• **WHAT YOU NEED TO DO**: Scan the data below and pick out the lines containing the word "Indikator".

* BEGIN DATASET EXTRACT *

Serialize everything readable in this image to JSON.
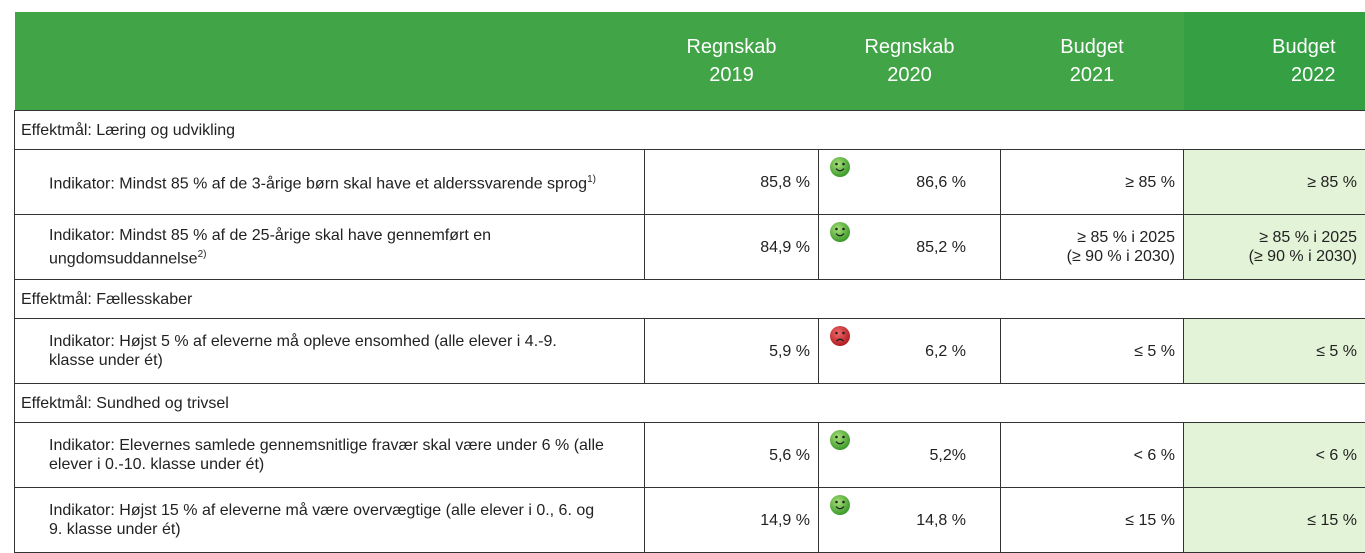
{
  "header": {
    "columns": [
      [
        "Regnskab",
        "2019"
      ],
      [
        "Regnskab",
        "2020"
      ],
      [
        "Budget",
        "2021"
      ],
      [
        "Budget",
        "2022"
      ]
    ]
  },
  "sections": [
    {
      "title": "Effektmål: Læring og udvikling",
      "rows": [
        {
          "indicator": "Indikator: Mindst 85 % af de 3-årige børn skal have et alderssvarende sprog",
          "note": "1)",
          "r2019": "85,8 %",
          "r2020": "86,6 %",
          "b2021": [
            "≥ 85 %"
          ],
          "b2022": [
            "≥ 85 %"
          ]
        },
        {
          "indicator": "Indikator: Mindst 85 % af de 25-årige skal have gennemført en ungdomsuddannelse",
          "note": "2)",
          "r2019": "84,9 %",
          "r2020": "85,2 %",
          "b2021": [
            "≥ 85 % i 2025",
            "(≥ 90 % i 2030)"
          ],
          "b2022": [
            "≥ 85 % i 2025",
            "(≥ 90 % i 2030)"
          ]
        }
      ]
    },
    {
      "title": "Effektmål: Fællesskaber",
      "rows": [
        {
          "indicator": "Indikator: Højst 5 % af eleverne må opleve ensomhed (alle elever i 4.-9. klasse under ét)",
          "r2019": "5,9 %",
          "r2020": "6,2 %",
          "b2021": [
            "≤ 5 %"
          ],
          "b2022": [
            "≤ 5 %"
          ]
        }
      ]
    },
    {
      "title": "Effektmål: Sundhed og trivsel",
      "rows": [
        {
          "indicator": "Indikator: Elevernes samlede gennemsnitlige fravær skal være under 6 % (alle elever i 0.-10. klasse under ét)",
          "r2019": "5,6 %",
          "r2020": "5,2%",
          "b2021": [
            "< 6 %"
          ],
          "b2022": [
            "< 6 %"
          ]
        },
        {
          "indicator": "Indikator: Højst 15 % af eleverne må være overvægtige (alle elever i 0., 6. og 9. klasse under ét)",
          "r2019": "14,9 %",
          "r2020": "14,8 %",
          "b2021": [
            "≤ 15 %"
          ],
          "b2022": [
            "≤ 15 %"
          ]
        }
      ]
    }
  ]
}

* END DATASET EXTRACT *
* BEGIN DATASET EXTRACT *

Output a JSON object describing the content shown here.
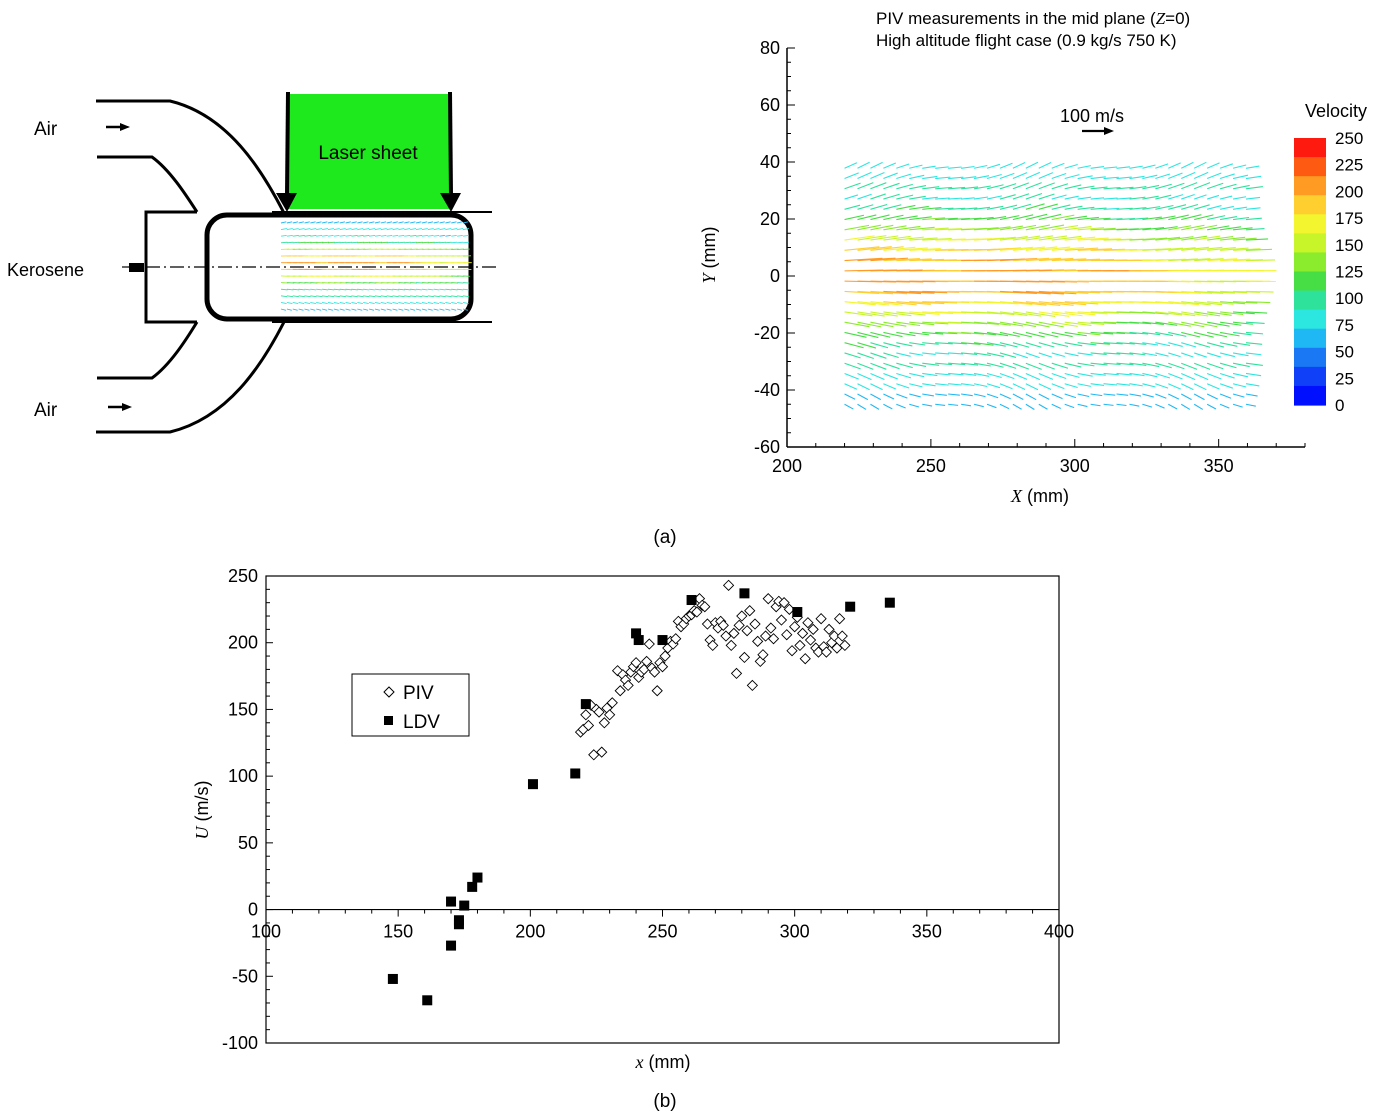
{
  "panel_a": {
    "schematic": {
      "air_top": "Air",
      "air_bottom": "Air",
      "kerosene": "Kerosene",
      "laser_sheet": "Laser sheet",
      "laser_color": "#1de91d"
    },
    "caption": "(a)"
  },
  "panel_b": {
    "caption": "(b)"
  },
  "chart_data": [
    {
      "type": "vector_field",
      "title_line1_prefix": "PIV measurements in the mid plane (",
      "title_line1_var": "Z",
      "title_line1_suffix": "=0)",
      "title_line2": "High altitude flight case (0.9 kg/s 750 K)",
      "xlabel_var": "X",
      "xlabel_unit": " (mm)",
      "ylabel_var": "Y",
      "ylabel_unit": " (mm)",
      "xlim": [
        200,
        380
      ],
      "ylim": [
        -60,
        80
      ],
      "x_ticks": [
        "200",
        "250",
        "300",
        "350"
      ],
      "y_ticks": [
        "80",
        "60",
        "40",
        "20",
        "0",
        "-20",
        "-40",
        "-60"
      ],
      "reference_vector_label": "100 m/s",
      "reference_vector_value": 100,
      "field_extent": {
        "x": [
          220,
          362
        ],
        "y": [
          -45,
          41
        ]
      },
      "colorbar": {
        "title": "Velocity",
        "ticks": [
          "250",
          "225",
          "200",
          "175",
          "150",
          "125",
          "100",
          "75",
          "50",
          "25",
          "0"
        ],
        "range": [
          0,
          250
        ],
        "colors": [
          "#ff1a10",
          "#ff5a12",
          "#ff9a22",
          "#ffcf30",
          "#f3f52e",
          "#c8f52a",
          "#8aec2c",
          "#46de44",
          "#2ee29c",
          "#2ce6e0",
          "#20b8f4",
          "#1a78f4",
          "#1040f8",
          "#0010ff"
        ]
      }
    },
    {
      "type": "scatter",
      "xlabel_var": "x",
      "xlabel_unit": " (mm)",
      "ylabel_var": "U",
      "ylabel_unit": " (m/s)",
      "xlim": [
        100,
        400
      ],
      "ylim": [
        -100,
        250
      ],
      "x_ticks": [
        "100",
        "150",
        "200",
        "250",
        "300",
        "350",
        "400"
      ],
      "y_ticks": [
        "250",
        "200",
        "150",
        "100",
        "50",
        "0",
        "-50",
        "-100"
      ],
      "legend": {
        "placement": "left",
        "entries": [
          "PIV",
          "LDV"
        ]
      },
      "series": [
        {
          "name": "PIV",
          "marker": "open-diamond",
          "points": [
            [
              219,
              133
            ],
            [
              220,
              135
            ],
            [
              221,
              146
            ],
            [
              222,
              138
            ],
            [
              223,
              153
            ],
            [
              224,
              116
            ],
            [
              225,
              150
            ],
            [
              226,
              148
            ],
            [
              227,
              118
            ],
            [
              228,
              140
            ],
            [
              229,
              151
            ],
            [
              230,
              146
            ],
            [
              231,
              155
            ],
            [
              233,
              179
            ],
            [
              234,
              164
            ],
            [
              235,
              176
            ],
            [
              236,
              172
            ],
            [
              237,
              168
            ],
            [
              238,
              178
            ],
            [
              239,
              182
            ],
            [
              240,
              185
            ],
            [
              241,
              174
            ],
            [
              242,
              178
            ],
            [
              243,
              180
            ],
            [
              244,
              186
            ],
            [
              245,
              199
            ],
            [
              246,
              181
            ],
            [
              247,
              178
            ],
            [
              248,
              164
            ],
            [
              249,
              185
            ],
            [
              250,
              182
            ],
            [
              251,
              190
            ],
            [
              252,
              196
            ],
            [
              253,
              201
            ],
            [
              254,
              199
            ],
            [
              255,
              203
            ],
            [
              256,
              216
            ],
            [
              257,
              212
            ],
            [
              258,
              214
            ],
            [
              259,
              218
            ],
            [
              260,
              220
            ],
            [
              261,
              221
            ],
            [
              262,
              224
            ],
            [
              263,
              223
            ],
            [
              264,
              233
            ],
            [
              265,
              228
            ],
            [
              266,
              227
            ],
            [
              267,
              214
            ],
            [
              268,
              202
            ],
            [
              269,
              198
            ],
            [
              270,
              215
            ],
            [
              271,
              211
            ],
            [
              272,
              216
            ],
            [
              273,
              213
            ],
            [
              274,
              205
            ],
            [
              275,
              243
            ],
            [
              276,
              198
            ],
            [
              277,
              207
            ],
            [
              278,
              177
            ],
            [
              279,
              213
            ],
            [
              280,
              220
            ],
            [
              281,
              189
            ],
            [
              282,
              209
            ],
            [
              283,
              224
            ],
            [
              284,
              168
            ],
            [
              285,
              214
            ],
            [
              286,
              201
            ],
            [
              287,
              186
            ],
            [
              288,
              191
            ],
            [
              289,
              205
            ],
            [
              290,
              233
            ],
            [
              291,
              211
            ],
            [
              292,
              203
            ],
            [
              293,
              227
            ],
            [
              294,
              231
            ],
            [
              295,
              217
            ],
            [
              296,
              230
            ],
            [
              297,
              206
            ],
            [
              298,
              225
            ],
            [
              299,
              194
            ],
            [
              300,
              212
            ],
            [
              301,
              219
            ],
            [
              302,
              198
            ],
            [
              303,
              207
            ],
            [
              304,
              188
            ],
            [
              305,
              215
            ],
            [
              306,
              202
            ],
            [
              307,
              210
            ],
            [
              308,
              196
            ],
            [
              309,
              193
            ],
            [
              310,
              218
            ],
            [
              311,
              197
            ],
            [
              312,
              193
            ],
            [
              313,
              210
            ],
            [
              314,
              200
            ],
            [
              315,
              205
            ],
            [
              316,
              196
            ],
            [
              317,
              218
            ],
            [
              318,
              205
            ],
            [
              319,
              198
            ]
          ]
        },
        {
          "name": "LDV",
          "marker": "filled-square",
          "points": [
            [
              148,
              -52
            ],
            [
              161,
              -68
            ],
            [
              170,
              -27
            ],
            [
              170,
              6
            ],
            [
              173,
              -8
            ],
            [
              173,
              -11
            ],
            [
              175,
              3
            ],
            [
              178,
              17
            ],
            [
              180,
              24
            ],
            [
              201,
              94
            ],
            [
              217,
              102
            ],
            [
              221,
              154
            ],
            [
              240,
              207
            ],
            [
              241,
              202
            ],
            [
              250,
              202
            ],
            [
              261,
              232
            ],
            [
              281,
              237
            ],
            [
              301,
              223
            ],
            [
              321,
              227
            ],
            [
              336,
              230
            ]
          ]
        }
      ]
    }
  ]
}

* END DATASET EXTRACT *

• **EXERCISE SOLUTION**:
          "indicator": "Indikator: Mindst 85 % af de 3-årige børn skal have et alderssvarende sprog",
          "indicator": "Indikator: Mindst 85 % af de 25-årige skal have gennemført en ungdomsuddannelse",
          "indicator": "Indikator: Højst 5 % af eleverne må opleve ensomhed (alle elever i 4.-9. klasse under ét)",
          "indicator": "Indikator: Elevernes samlede gennemsnitlige fravær skal være under 6 % (alle elever i 0.-10. klasse under ét)",
          "indicator": "Indikator: Højst 15 % af eleverne må være overvægtige (alle elever i 0., 6. og 9. klasse under ét)",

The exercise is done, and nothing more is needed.